Aim:
Give the number of lines in the listing that hold the word "title". Write nothing but that number.
^^^^^^^^^^^^^^^^
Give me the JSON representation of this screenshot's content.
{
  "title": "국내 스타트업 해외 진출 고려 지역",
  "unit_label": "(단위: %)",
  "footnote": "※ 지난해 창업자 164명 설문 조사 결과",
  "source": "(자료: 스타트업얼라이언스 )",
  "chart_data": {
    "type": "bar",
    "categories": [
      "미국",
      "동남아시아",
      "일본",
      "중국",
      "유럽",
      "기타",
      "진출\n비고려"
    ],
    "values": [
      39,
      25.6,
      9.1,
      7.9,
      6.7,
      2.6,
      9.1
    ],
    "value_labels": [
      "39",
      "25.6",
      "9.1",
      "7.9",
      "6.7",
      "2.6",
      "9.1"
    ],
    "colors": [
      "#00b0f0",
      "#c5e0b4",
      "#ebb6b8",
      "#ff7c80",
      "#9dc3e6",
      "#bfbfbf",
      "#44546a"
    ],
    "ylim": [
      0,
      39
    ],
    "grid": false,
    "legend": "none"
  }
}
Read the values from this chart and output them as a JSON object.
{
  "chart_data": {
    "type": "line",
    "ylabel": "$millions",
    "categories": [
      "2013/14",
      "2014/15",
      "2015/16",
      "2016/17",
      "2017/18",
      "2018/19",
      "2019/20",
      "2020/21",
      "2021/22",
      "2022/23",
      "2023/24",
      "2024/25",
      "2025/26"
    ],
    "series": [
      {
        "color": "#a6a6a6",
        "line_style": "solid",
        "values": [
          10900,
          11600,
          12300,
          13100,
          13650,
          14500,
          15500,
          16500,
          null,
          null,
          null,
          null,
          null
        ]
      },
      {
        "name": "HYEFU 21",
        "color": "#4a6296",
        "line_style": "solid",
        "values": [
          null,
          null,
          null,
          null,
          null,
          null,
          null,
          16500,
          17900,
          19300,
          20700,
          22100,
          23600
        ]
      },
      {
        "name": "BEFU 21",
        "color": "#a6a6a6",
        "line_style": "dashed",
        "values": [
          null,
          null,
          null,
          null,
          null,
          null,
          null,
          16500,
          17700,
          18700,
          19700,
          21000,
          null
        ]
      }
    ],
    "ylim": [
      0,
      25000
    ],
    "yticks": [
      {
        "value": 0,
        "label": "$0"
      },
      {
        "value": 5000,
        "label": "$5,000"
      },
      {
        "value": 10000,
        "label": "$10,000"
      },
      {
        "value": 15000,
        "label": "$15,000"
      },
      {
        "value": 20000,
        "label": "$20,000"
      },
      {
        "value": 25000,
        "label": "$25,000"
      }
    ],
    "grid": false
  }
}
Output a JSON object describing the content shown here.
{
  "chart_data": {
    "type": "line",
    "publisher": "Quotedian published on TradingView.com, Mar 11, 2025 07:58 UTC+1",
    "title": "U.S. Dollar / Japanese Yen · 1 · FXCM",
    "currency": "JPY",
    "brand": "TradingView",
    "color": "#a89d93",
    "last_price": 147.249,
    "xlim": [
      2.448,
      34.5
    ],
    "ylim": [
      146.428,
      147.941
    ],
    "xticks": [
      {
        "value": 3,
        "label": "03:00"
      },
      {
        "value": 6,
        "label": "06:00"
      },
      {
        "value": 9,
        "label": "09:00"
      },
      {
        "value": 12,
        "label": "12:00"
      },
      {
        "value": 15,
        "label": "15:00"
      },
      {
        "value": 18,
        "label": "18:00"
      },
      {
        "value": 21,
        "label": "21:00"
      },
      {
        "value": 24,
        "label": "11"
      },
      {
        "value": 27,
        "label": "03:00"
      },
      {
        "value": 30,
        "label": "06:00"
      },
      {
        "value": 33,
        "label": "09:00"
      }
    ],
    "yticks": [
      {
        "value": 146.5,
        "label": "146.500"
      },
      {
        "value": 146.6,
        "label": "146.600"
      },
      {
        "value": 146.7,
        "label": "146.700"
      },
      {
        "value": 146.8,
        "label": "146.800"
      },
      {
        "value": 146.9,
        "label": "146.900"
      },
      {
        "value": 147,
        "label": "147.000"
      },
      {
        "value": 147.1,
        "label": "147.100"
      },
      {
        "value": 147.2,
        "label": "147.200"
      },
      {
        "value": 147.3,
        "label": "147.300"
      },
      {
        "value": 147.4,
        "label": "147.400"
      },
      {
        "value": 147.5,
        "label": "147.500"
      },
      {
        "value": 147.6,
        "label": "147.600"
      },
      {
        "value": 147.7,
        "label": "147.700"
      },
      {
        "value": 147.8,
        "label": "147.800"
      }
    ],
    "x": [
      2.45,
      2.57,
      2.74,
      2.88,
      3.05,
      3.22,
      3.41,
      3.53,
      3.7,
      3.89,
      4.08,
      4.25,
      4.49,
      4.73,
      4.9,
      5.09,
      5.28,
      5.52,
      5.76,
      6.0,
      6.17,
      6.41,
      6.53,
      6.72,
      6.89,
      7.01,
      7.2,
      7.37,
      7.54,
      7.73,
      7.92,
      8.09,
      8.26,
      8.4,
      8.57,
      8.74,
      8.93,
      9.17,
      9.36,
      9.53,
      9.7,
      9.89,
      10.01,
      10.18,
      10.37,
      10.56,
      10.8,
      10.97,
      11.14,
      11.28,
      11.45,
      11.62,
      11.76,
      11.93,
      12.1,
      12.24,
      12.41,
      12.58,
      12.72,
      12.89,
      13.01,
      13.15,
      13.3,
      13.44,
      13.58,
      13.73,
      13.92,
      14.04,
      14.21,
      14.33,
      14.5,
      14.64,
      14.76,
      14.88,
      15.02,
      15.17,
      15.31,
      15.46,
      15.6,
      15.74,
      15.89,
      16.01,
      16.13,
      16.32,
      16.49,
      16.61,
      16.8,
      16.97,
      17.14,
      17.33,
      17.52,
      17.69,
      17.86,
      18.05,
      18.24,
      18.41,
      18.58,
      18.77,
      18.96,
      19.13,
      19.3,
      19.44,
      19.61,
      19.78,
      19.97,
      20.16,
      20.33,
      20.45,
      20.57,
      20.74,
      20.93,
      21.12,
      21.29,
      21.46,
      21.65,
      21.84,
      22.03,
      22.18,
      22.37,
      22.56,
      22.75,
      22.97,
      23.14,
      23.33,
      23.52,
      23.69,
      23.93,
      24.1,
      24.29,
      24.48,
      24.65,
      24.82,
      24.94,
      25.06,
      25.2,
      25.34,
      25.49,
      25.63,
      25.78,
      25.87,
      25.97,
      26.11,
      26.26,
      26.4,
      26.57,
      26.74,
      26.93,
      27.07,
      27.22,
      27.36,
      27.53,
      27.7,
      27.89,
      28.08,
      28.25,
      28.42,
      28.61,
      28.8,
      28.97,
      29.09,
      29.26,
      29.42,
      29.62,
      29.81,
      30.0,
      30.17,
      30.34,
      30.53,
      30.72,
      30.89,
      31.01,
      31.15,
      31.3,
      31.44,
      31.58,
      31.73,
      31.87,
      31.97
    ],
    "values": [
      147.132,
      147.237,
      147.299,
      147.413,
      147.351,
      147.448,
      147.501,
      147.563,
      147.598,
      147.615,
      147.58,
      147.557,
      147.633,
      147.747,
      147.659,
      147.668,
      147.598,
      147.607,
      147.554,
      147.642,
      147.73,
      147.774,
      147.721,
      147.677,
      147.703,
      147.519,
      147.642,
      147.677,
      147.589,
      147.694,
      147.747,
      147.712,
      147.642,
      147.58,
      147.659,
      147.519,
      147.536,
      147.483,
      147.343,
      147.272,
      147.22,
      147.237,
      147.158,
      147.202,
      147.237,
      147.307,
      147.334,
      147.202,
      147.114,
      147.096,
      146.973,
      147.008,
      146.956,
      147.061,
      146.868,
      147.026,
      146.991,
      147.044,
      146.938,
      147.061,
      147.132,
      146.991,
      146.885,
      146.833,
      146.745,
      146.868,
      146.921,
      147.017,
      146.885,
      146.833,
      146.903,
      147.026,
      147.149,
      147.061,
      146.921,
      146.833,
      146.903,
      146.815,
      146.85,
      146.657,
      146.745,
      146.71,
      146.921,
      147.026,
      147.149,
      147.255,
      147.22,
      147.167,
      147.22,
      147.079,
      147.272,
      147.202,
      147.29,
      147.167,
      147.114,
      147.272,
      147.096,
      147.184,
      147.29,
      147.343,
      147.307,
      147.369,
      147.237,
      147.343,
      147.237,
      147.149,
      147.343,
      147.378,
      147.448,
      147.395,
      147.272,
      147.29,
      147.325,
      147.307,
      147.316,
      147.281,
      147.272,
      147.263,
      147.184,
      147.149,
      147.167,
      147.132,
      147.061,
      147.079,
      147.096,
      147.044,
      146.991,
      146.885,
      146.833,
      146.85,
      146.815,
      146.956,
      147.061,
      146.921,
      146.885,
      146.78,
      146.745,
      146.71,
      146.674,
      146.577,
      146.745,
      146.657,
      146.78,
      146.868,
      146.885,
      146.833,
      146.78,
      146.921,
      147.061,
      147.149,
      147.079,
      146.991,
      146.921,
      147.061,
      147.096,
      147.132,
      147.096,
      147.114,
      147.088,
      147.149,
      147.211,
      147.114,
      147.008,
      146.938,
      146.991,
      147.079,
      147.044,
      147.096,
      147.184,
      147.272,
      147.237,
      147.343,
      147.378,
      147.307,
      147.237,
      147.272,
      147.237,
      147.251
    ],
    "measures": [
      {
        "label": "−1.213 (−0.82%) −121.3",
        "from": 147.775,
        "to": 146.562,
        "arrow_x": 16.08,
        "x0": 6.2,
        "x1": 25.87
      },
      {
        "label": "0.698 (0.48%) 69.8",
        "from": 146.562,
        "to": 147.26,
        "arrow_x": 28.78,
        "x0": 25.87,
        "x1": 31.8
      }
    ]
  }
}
^^^^^^^^^^^^^^^^
Result of this exercise:
2